● Set problem
Omit the pictures and return every entry exactly as written.

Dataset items
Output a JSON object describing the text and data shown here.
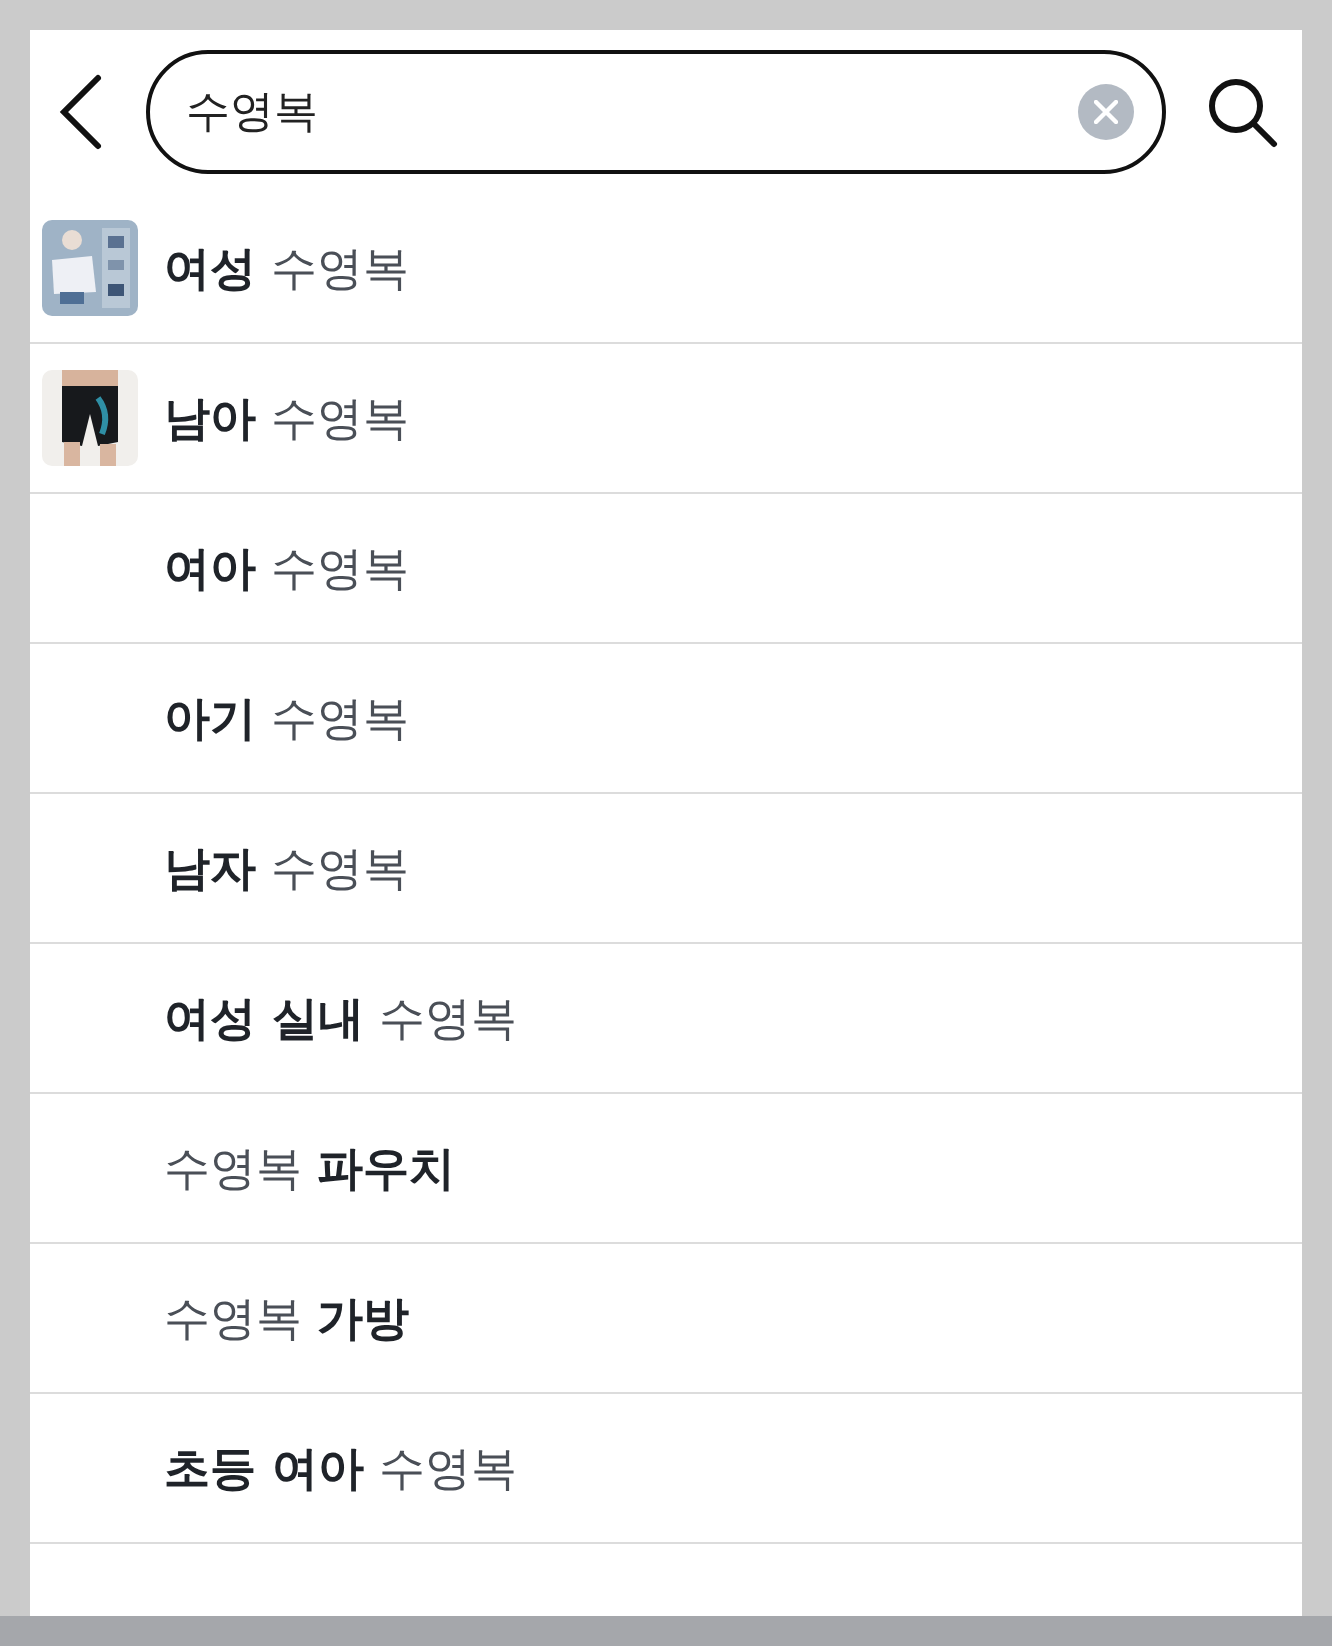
{
  "search": {
    "value": "수영복"
  },
  "suggestions": [
    {
      "text": "**여성** 수영복"
    },
    {
      "text": "**남아** 수영복"
    },
    {
      "text": "**여아** 수영복"
    },
    {
      "text": "**아기** 수영복"
    },
    {
      "text": "**남자** 수영복"
    },
    {
      "text": "**여성 실내** 수영복"
    },
    {
      "text": "수영복 **파우치**"
    },
    {
      "text": "수영복 **가방**"
    },
    {
      "text": "**초등 여아** 수영복"
    }
  ]
}
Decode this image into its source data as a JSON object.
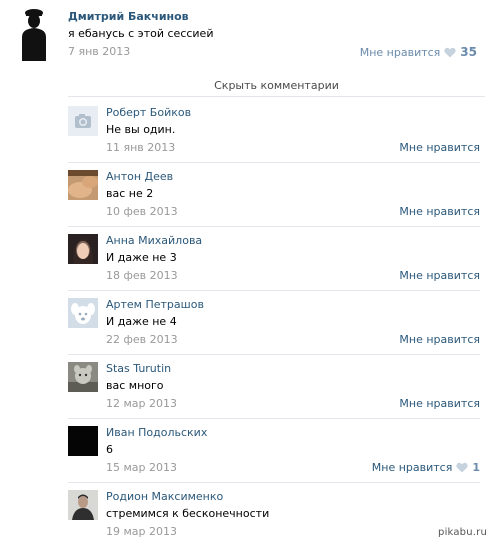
{
  "post": {
    "author": "Дмитрий Бакчинов",
    "text": "я ебанусь с этой сессией",
    "date": "7 янв 2013",
    "like_label": "Мне нравится",
    "like_count": "35",
    "avatar_icon": "silhouette-avatar-icon"
  },
  "hide_comments_label": "Скрыть комментарии",
  "comments": [
    {
      "name": "Роберт Бойков",
      "text": "Не вы один.",
      "date": "11 янв 2013",
      "like_label": "Мне нравится",
      "like_count": "",
      "avatar": "camera-placeholder-icon"
    },
    {
      "name": "Антон Деев",
      "text": "вас не 2",
      "date": "10 фев 2013",
      "like_label": "Мне нравится",
      "like_count": "",
      "avatar": "photo-avatar"
    },
    {
      "name": "Анна Михайлова",
      "text": "И даже не 3",
      "date": "18 фев 2013",
      "like_label": "Мне нравится",
      "like_count": "",
      "avatar": "photo-avatar"
    },
    {
      "name": "Артем Петрашов",
      "text": "И даже не 4",
      "date": "22 фев 2013",
      "like_label": "Мне нравится",
      "like_count": "",
      "avatar": "vk-dog-placeholder-icon"
    },
    {
      "name": "Stas Turutin",
      "text": "вас много",
      "date": "12 мар 2013",
      "like_label": "Мне нравится",
      "like_count": "",
      "avatar": "photo-avatar"
    },
    {
      "name": "Иван Подольских",
      "text": "6",
      "date": "15 мар 2013",
      "like_label": "Мне нравится",
      "like_count": "1",
      "avatar": "black-avatar"
    },
    {
      "name": "Родион Максименко",
      "text": "стремимся к бесконечности",
      "date": "19 мар 2013",
      "like_label": "",
      "like_count": "",
      "avatar": "photo-avatar"
    }
  ],
  "watermark": "pikabu.ru",
  "colors": {
    "link": "#2b587a",
    "date": "#999999",
    "like_count": "#6a8bab"
  }
}
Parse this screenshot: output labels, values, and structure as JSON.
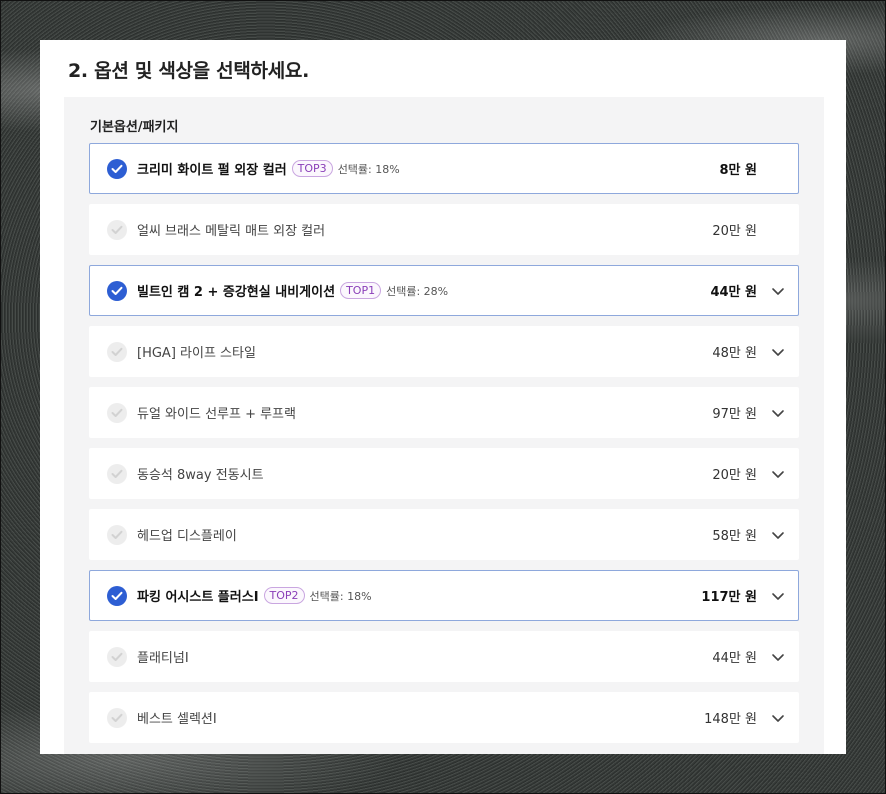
{
  "heading": "2. 옵션 및 색상을 선택하세요.",
  "panel_title": "기본옵션/패키지",
  "colors": {
    "accent": "#2d5ed3",
    "selected_border": "#8ea8dc",
    "badge": "#8a3fb8"
  },
  "options": [
    {
      "name": "크리미 화이트 펄 외장 컬러",
      "badge": "TOP3",
      "rate": "선택률: 18%",
      "price": "8만 원",
      "selected": true,
      "expandable": false
    },
    {
      "name": "얼씨 브래스 메탈릭 매트 외장 컬러",
      "badge": "",
      "rate": "",
      "price": "20만 원",
      "selected": false,
      "expandable": false
    },
    {
      "name": "빌트인 캠 2 + 증강현실 내비게이션",
      "badge": "TOP1",
      "rate": "선택률: 28%",
      "price": "44만 원",
      "selected": true,
      "expandable": true
    },
    {
      "name": "[HGA] 라이프 스타일",
      "badge": "",
      "rate": "",
      "price": "48만 원",
      "selected": false,
      "expandable": true
    },
    {
      "name": "듀얼 와이드 선루프 + 루프랙",
      "badge": "",
      "rate": "",
      "price": "97만 원",
      "selected": false,
      "expandable": true
    },
    {
      "name": "동승석 8way 전동시트",
      "badge": "",
      "rate": "",
      "price": "20만 원",
      "selected": false,
      "expandable": true
    },
    {
      "name": "헤드업 디스플레이",
      "badge": "",
      "rate": "",
      "price": "58만 원",
      "selected": false,
      "expandable": true
    },
    {
      "name": "파킹 어시스트 플러스I",
      "badge": "TOP2",
      "rate": "선택률: 18%",
      "price": "117만 원",
      "selected": true,
      "expandable": true
    },
    {
      "name": "플래티넘I",
      "badge": "",
      "rate": "",
      "price": "44만 원",
      "selected": false,
      "expandable": true
    },
    {
      "name": "베스트 셀렉션I",
      "badge": "",
      "rate": "",
      "price": "148만 원",
      "selected": false,
      "expandable": true
    }
  ]
}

● Task solution
Output a JSON object describing the text and data shown here.
{
  "search": {
    "value": "수영복"
  },
  "suggestions": [
    {
      "text": "**여성** 수영복"
    },
    {
      "text": "**남아** 수영복"
    },
    {
      "text": "**여아** 수영복"
    },
    {
      "text": "**아기** 수영복"
    },
    {
      "text": "**남자** 수영복"
    },
    {
      "text": "**여성 실내** 수영복"
    },
    {
      "text": "수영복 **파우치**"
    },
    {
      "text": "수영복 **가방**"
    },
    {
      "text": "**초등 여아** 수영복"
    }
  ]
}
Decode this image into its source data as a JSON object.
{
  "post": {
    "author": "Дмитрий Бакчинов",
    "text": "я ебанусь с этой сессией",
    "date": "7 янв 2013",
    "like_label": "Мне нравится",
    "like_count": "35",
    "avatar_icon": "silhouette-avatar-icon"
  },
  "hide_comments_label": "Скрыть комментарии",
  "comments": [
    {
      "name": "Роберт Бойков",
      "text": "Не вы один.",
      "date": "11 янв 2013",
      "like_label": "Мне нравится",
      "like_count": "",
      "avatar": "camera-placeholder-icon"
    },
    {
      "name": "Антон Деев",
      "text": "вас не 2",
      "date": "10 фев 2013",
      "like_label": "Мне нравится",
      "like_count": "",
      "avatar": "photo-avatar"
    },
    {
      "name": "Анна Михайлова",
      "text": "И даже не 3",
      "date": "18 фев 2013",
      "like_label": "Мне нравится",
      "like_count": "",
      "avatar": "photo-avatar"
    },
    {
      "name": "Артем Петрашов",
      "text": "И даже не 4",
      "date": "22 фев 2013",
      "like_label": "Мне нравится",
      "like_count": "",
      "avatar": "vk-dog-placeholder-icon"
    },
    {
      "name": "Stas Turutin",
      "text": "вас много",
      "date": "12 мар 2013",
      "like_label": "Мне нравится",
      "like_count": "",
      "avatar": "photo-avatar"
    },
    {
      "name": "Иван Подольских",
      "text": "6",
      "date": "15 мар 2013",
      "like_label": "Мне нравится",
      "like_count": "1",
      "avatar": "black-avatar"
    },
    {
      "name": "Родион Максименко",
      "text": "стремимся к бесконечности",
      "date": "19 мар 2013",
      "like_label": "",
      "like_count": "",
      "avatar": "photo-avatar"
    }
  ],
  "watermark": "pikabu.ru",
  "colors": {
    "link": "#2b587a",
    "date": "#999999",
    "like_count": "#6a8bab"
  }
}
Parse this screenshot: output labels, values, and structure as JSON.
{
  "heading": "2. 옵션 및 색상을 선택하세요.",
  "panel_title": "기본옵션/패키지",
  "colors": {
    "accent": "#2d5ed3",
    "selected_border": "#8ea8dc",
    "badge": "#8a3fb8"
  },
  "options": [
    {
      "name": "크리미 화이트 펄 외장 컬러",
      "badge": "TOP3",
      "rate": "선택률: 18%",
      "price": "8만 원",
      "selected": true,
      "expandable": false
    },
    {
      "name": "얼씨 브래스 메탈릭 매트 외장 컬러",
      "badge": "",
      "rate": "",
      "price": "20만 원",
      "selected": false,
      "expandable": false
    },
    {
      "name": "빌트인 캠 2 + 증강현실 내비게이션",
      "badge": "TOP1",
      "rate": "선택률: 28%",
      "price": "44만 원",
      "selected": true,
      "expandable": true
    },
    {
      "name": "[HGA] 라이프 스타일",
      "badge": "",
      "rate": "",
      "price": "48만 원",
      "selected": false,
      "expandable": true
    },
    {
      "name": "듀얼 와이드 선루프 + 루프랙",
      "badge": "",
      "rate": "",
      "price": "97만 원",
      "selected": false,
      "expandable": true
    },
    {
      "name": "동승석 8way 전동시트",
      "badge": "",
      "rate": "",
      "price": "20만 원",
      "selected": false,
      "expandable": true
    },
    {
      "name": "헤드업 디스플레이",
      "badge": "",
      "rate": "",
      "price": "58만 원",
      "selected": false,
      "expandable": true
    },
    {
      "name": "파킹 어시스트 플러스I",
      "badge": "TOP2",
      "rate": "선택률: 18%",
      "price": "117만 원",
      "selected": true,
      "expandable": true
    },
    {
      "name": "플래티넘I",
      "badge": "",
      "rate": "",
      "price": "44만 원",
      "selected": false,
      "expandable": true
    },
    {
      "name": "베스트 셀렉션I",
      "badge": "",
      "rate": "",
      "price": "148만 원",
      "selected": false,
      "expandable": true
    }
  ]
}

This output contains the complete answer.